> What is being asked: All of the data below must be repeated exactly.

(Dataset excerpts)
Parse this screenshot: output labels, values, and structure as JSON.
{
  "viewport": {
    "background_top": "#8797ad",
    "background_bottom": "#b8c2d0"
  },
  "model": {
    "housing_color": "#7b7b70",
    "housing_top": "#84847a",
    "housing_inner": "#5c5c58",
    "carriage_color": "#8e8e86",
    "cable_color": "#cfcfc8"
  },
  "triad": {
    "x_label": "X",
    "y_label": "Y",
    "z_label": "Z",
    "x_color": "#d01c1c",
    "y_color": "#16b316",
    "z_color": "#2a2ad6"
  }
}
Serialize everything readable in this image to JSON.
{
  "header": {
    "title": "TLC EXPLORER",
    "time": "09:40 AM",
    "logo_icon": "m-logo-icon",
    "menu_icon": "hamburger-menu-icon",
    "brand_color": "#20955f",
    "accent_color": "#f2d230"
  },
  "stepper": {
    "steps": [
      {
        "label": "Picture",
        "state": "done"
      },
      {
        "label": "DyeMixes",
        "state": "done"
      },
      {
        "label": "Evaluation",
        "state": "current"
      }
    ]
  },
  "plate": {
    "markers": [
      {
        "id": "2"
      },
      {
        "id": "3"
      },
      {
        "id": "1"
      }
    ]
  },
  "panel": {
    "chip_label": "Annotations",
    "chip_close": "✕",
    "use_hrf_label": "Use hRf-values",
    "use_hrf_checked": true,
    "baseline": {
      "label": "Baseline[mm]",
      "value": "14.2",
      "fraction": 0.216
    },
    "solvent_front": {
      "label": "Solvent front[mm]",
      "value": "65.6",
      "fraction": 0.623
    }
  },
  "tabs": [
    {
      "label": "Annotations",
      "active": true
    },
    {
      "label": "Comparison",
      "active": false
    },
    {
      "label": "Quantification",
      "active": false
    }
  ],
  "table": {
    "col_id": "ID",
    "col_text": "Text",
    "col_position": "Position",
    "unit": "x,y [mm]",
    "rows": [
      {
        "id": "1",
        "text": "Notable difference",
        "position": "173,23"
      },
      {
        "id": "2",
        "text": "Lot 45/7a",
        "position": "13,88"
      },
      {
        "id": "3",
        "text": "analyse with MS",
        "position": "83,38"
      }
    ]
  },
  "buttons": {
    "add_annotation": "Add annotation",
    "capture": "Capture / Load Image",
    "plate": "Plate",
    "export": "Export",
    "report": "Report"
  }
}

> Written response:
Parse this screenshot: output labels, values, and structure as JSON.
{
  "viewport": {
    "background_top": "#8797ad",
    "background_bottom": "#b8c2d0"
  },
  "model": {
    "housing_color": "#7b7b70",
    "housing_top": "#84847a",
    "housing_inner": "#5c5c58",
    "carriage_color": "#8e8e86",
    "cable_color": "#cfcfc8"
  },
  "triad": {
    "x_label": "X",
    "y_label": "Y",
    "z_label": "Z",
    "x_color": "#d01c1c",
    "y_color": "#16b316",
    "z_color": "#2a2ad6"
  }
}
Serialize everything readable in this image to JSON.
{
  "header": {
    "title": "TLC EXPLORER",
    "time": "09:40 AM",
    "logo_icon": "m-logo-icon",
    "menu_icon": "hamburger-menu-icon",
    "brand_color": "#20955f",
    "accent_color": "#f2d230"
  },
  "stepper": {
    "steps": [
      {
        "label": "Picture",
        "state": "done"
      },
      {
        "label": "DyeMixes",
        "state": "done"
      },
      {
        "label": "Evaluation",
        "state": "current"
      }
    ]
  },
  "plate": {
    "markers": [
      {
        "id": "2"
      },
      {
        "id": "3"
      },
      {
        "id": "1"
      }
    ]
  },
  "panel": {
    "chip_label": "Annotations",
    "chip_close": "✕",
    "use_hrf_label": "Use hRf-values",
    "use_hrf_checked": true,
    "baseline": {
      "label": "Baseline[mm]",
      "value": "14.2",
      "fraction": 0.216
    },
    "solvent_front": {
      "label": "Solvent front[mm]",
      "value": "65.6",
      "fraction": 0.623
    }
  },
  "tabs": [
    {
      "label": "Annotations",
      "active": true
    },
    {
      "label": "Comparison",
      "active": false
    },
    {
      "label": "Quantification",
      "active": false
    }
  ],
  "table": {
    "col_id": "ID",
    "col_text": "Text",
    "col_position": "Position",
    "unit": "x,y [mm]",
    "rows": [
      {
        "id": "1",
        "text": "Notable difference",
        "position": "173,23"
      },
      {
        "id": "2",
        "text": "Lot 45/7a",
        "position": "13,88"
      },
      {
        "id": "3",
        "text": "analyse with MS",
        "position": "83,38"
      }
    ]
  },
  "buttons": {
    "add_annotation": "Add annotation",
    "capture": "Capture / Load Image",
    "plate": "Plate",
    "export": "Export",
    "report": "Report"
  }
}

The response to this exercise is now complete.